::: The records

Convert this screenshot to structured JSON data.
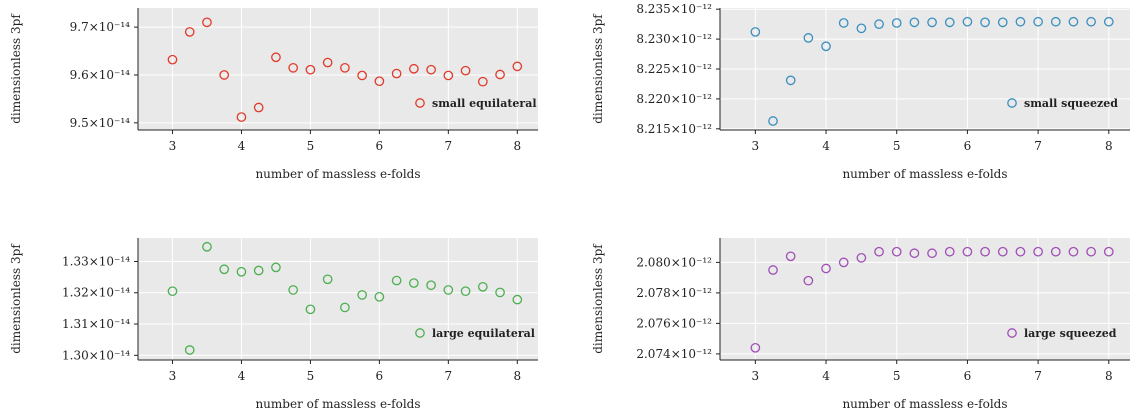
{
  "chart_data": [
    {
      "type": "scatter",
      "xlabel": "number of massless e-folds",
      "ylabel": "dimensionless 3pf",
      "xlim": [
        2.5,
        8.3
      ],
      "ylim": [
        9.485,
        9.74
      ],
      "xticks": [
        3,
        4,
        5,
        6,
        7,
        8
      ],
      "yticks": [
        9.5,
        9.6,
        9.7
      ],
      "ytick_labels": [
        "9.5×10⁻¹⁴",
        "9.6×10⁻¹⁴",
        "9.7×10⁻¹⁴"
      ],
      "grid": true,
      "legend_position": "lower-right",
      "series": [
        {
          "name": "small equilateral",
          "color": "#e03a2b",
          "x": [
            3,
            3.25,
            3.5,
            3.75,
            4,
            4.25,
            4.5,
            4.75,
            5,
            5.25,
            5.5,
            5.75,
            6,
            6.25,
            6.5,
            6.75,
            7,
            7.25,
            7.5,
            7.75,
            8
          ],
          "y": [
            9.632,
            9.69,
            9.71,
            9.6,
            9.512,
            9.532,
            9.637,
            9.615,
            9.611,
            9.626,
            9.615,
            9.599,
            9.587,
            9.603,
            9.613,
            9.611,
            9.599,
            9.609,
            9.586,
            9.601,
            9.618
          ]
        }
      ]
    },
    {
      "type": "scatter",
      "xlabel": "number of massless e-folds",
      "ylabel": "dimensionless 3pf",
      "xlim": [
        2.5,
        8.3
      ],
      "ylim": [
        8.2148,
        8.2352
      ],
      "xticks": [
        3,
        4,
        5,
        6,
        7,
        8
      ],
      "yticks": [
        8.215,
        8.22,
        8.225,
        8.23,
        8.235
      ],
      "ytick_labels": [
        "8.215×10⁻¹²",
        "8.220×10⁻¹²",
        "8.225×10⁻¹²",
        "8.230×10⁻¹²",
        "8.235×10⁻¹²"
      ],
      "grid": true,
      "legend_position": "lower-right",
      "series": [
        {
          "name": "small squeezed",
          "color": "#3a8fc0",
          "x": [
            3,
            3.25,
            3.5,
            3.75,
            4,
            4.25,
            4.5,
            4.75,
            5,
            5.25,
            5.5,
            5.75,
            6,
            6.25,
            6.5,
            6.75,
            7,
            7.25,
            7.5,
            7.75,
            8
          ],
          "y": [
            8.2312,
            8.2163,
            8.2231,
            8.2302,
            8.2288,
            8.2327,
            8.2318,
            8.2325,
            8.2327,
            8.2328,
            8.2328,
            8.2328,
            8.2329,
            8.2328,
            8.2328,
            8.2329,
            8.2329,
            8.2329,
            8.2329,
            8.2329,
            8.2329
          ]
        }
      ]
    },
    {
      "type": "scatter",
      "xlabel": "number of massless e-folds",
      "ylabel": "dimensionless 3pf",
      "xlim": [
        2.5,
        8.3
      ],
      "ylim": [
        1.2985,
        1.3375
      ],
      "xticks": [
        3,
        4,
        5,
        6,
        7,
        8
      ],
      "yticks": [
        1.3,
        1.31,
        1.32,
        1.33
      ],
      "ytick_labels": [
        "1.30×10⁻¹⁴",
        "1.31×10⁻¹⁴",
        "1.32×10⁻¹⁴",
        "1.33×10⁻¹⁴"
      ],
      "grid": true,
      "legend_position": "lower-right",
      "series": [
        {
          "name": "large equilateral",
          "color": "#4caf50",
          "x": [
            3,
            3.25,
            3.5,
            3.75,
            4,
            4.25,
            4.5,
            4.75,
            5,
            5.25,
            5.5,
            5.75,
            6,
            6.25,
            6.5,
            6.75,
            7,
            7.25,
            7.5,
            7.75,
            8
          ],
          "y": [
            1.3205,
            1.3017,
            1.3347,
            1.3275,
            1.3267,
            1.3271,
            1.3281,
            1.3209,
            1.3147,
            1.3243,
            1.3153,
            1.3193,
            1.3187,
            1.3239,
            1.3231,
            1.3224,
            1.3209,
            1.3205,
            1.3219,
            1.3201,
            1.3178
          ]
        }
      ]
    },
    {
      "type": "scatter",
      "xlabel": "number of massless e-folds",
      "ylabel": "dimensionless 3pf",
      "xlim": [
        2.5,
        8.3
      ],
      "ylim": [
        2.0736,
        2.0816
      ],
      "xticks": [
        3,
        4,
        5,
        6,
        7,
        8
      ],
      "yticks": [
        2.074,
        2.076,
        2.078,
        2.08
      ],
      "ytick_labels": [
        "2.074×10⁻¹²",
        "2.076×10⁻¹²",
        "2.078×10⁻¹²",
        "2.080×10⁻¹²"
      ],
      "grid": true,
      "legend_position": "lower-right",
      "series": [
        {
          "name": "large squeezed",
          "color": "#a04fb6",
          "x": [
            3,
            3.25,
            3.5,
            3.75,
            4,
            4.25,
            4.5,
            4.75,
            5,
            5.25,
            5.5,
            5.75,
            6,
            6.25,
            6.5,
            6.75,
            7,
            7.25,
            7.5,
            7.75,
            8
          ],
          "y": [
            2.0744,
            2.0795,
            2.0804,
            2.0788,
            2.0796,
            2.08,
            2.0803,
            2.0807,
            2.0807,
            2.0806,
            2.0806,
            2.0807,
            2.0807,
            2.0807,
            2.0807,
            2.0807,
            2.0807,
            2.0807,
            2.0807,
            2.0807,
            2.0807
          ]
        }
      ]
    }
  ]
}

::::::

▶ _What this task involves_
Each line of the data should be quoted exactly, with pictures left out.

▶ _Response to the task_
Convert this screenshot to structured JSON data.
{
  "chart_data": [
    {
      "type": "scatter",
      "xlabel": "number of massless e-folds",
      "ylabel": "dimensionless 3pf",
      "xlim": [
        2.5,
        8.3
      ],
      "ylim": [
        9.485,
        9.74
      ],
      "xticks": [
        3,
        4,
        5,
        6,
        7,
        8
      ],
      "yticks": [
        9.5,
        9.6,
        9.7
      ],
      "ytick_labels": [
        "9.5×10⁻¹⁴",
        "9.6×10⁻¹⁴",
        "9.7×10⁻¹⁴"
      ],
      "grid": true,
      "legend_position": "lower-right",
      "series": [
        {
          "name": "small equilateral",
          "color": "#e03a2b",
          "x": [
            3,
            3.25,
            3.5,
            3.75,
            4,
            4.25,
            4.5,
            4.75,
            5,
            5.25,
            5.5,
            5.75,
            6,
            6.25,
            6.5,
            6.75,
            7,
            7.25,
            7.5,
            7.75,
            8
          ],
          "y": [
            9.632,
            9.69,
            9.71,
            9.6,
            9.512,
            9.532,
            9.637,
            9.615,
            9.611,
            9.626,
            9.615,
            9.599,
            9.587,
            9.603,
            9.613,
            9.611,
            9.599,
            9.609,
            9.586,
            9.601,
            9.618
          ]
        }
      ]
    },
    {
      "type": "scatter",
      "xlabel": "number of massless e-folds",
      "ylabel": "dimensionless 3pf",
      "xlim": [
        2.5,
        8.3
      ],
      "ylim": [
        8.2148,
        8.2352
      ],
      "xticks": [
        3,
        4,
        5,
        6,
        7,
        8
      ],
      "yticks": [
        8.215,
        8.22,
        8.225,
        8.23,
        8.235
      ],
      "ytick_labels": [
        "8.215×10⁻¹²",
        "8.220×10⁻¹²",
        "8.225×10⁻¹²",
        "8.230×10⁻¹²",
        "8.235×10⁻¹²"
      ],
      "grid": true,
      "legend_position": "lower-right",
      "series": [
        {
          "name": "small squeezed",
          "color": "#3a8fc0",
          "x": [
            3,
            3.25,
            3.5,
            3.75,
            4,
            4.25,
            4.5,
            4.75,
            5,
            5.25,
            5.5,
            5.75,
            6,
            6.25,
            6.5,
            6.75,
            7,
            7.25,
            7.5,
            7.75,
            8
          ],
          "y": [
            8.2312,
            8.2163,
            8.2231,
            8.2302,
            8.2288,
            8.2327,
            8.2318,
            8.2325,
            8.2327,
            8.2328,
            8.2328,
            8.2328,
            8.2329,
            8.2328,
            8.2328,
            8.2329,
            8.2329,
            8.2329,
            8.2329,
            8.2329,
            8.2329
          ]
        }
      ]
    },
    {
      "type": "scatter",
      "xlabel": "number of massless e-folds",
      "ylabel": "dimensionless 3pf",
      "xlim": [
        2.5,
        8.3
      ],
      "ylim": [
        1.2985,
        1.3375
      ],
      "xticks": [
        3,
        4,
        5,
        6,
        7,
        8
      ],
      "yticks": [
        1.3,
        1.31,
        1.32,
        1.33
      ],
      "ytick_labels": [
        "1.30×10⁻¹⁴",
        "1.31×10⁻¹⁴",
        "1.32×10⁻¹⁴",
        "1.33×10⁻¹⁴"
      ],
      "grid": true,
      "legend_position": "lower-right",
      "series": [
        {
          "name": "large equilateral",
          "color": "#4caf50",
          "x": [
            3,
            3.25,
            3.5,
            3.75,
            4,
            4.25,
            4.5,
            4.75,
            5,
            5.25,
            5.5,
            5.75,
            6,
            6.25,
            6.5,
            6.75,
            7,
            7.25,
            7.5,
            7.75,
            8
          ],
          "y": [
            1.3205,
            1.3017,
            1.3347,
            1.3275,
            1.3267,
            1.3271,
            1.3281,
            1.3209,
            1.3147,
            1.3243,
            1.3153,
            1.3193,
            1.3187,
            1.3239,
            1.3231,
            1.3224,
            1.3209,
            1.3205,
            1.3219,
            1.3201,
            1.3178
          ]
        }
      ]
    },
    {
      "type": "scatter",
      "xlabel": "number of massless e-folds",
      "ylabel": "dimensionless 3pf",
      "xlim": [
        2.5,
        8.3
      ],
      "ylim": [
        2.0736,
        2.0816
      ],
      "xticks": [
        3,
        4,
        5,
        6,
        7,
        8
      ],
      "yticks": [
        2.074,
        2.076,
        2.078,
        2.08
      ],
      "ytick_labels": [
        "2.074×10⁻¹²",
        "2.076×10⁻¹²",
        "2.078×10⁻¹²",
        "2.080×10⁻¹²"
      ],
      "grid": true,
      "legend_position": "lower-right",
      "series": [
        {
          "name": "large squeezed",
          "color": "#a04fb6",
          "x": [
            3,
            3.25,
            3.5,
            3.75,
            4,
            4.25,
            4.5,
            4.75,
            5,
            5.25,
            5.5,
            5.75,
            6,
            6.25,
            6.5,
            6.75,
            7,
            7.25,
            7.5,
            7.75,
            8
          ],
          "y": [
            2.0744,
            2.0795,
            2.0804,
            2.0788,
            2.0796,
            2.08,
            2.0803,
            2.0807,
            2.0807,
            2.0806,
            2.0806,
            2.0807,
            2.0807,
            2.0807,
            2.0807,
            2.0807,
            2.0807,
            2.0807,
            2.0807,
            2.0807,
            2.0807
          ]
        }
      ]
    }
  ]
}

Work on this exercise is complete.